Records for this exercise

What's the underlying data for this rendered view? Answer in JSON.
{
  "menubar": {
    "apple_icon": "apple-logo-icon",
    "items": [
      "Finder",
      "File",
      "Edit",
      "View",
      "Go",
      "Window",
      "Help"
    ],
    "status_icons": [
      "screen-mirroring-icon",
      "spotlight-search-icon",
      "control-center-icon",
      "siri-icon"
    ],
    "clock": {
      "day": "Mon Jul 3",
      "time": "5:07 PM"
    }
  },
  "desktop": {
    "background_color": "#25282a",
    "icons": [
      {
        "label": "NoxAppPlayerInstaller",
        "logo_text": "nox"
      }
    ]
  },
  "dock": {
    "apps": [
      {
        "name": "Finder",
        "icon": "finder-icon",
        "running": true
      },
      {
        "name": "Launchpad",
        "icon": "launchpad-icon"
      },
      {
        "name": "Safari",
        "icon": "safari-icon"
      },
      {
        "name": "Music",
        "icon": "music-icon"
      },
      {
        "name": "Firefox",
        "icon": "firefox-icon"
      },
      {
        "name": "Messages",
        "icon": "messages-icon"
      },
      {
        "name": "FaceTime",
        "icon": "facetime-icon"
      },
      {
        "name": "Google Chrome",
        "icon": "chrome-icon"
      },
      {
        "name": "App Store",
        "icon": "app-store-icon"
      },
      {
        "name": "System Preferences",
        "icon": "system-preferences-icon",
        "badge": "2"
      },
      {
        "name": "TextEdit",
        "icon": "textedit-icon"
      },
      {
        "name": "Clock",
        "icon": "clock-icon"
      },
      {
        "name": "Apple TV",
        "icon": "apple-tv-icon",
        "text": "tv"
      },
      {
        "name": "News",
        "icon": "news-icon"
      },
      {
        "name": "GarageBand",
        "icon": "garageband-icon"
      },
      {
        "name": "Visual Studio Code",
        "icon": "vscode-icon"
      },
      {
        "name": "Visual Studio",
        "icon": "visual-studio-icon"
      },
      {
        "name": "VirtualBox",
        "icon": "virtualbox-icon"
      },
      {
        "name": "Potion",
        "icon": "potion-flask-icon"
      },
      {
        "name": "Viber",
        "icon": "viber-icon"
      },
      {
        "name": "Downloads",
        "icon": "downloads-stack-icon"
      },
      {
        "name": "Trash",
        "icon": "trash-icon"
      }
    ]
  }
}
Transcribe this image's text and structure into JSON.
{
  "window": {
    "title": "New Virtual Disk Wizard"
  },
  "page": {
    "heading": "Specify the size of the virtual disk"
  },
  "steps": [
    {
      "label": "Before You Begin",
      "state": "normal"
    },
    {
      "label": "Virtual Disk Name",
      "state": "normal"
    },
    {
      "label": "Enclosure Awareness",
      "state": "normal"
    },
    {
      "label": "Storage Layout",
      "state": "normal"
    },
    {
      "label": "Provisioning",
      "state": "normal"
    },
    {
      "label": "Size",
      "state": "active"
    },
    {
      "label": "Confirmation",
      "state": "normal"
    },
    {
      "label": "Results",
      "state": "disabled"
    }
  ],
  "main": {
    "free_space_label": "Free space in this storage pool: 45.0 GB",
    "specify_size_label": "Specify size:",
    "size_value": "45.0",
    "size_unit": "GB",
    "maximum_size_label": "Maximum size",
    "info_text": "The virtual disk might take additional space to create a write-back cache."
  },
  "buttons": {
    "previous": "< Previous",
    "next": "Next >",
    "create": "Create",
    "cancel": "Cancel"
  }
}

Exercise requirements
Write out every line of the listing that holds the word "JSON".

Response for this exercise
What's the underlying data for this rendered view? Answer in JSON.
Transcribe this image's text and structure into JSON.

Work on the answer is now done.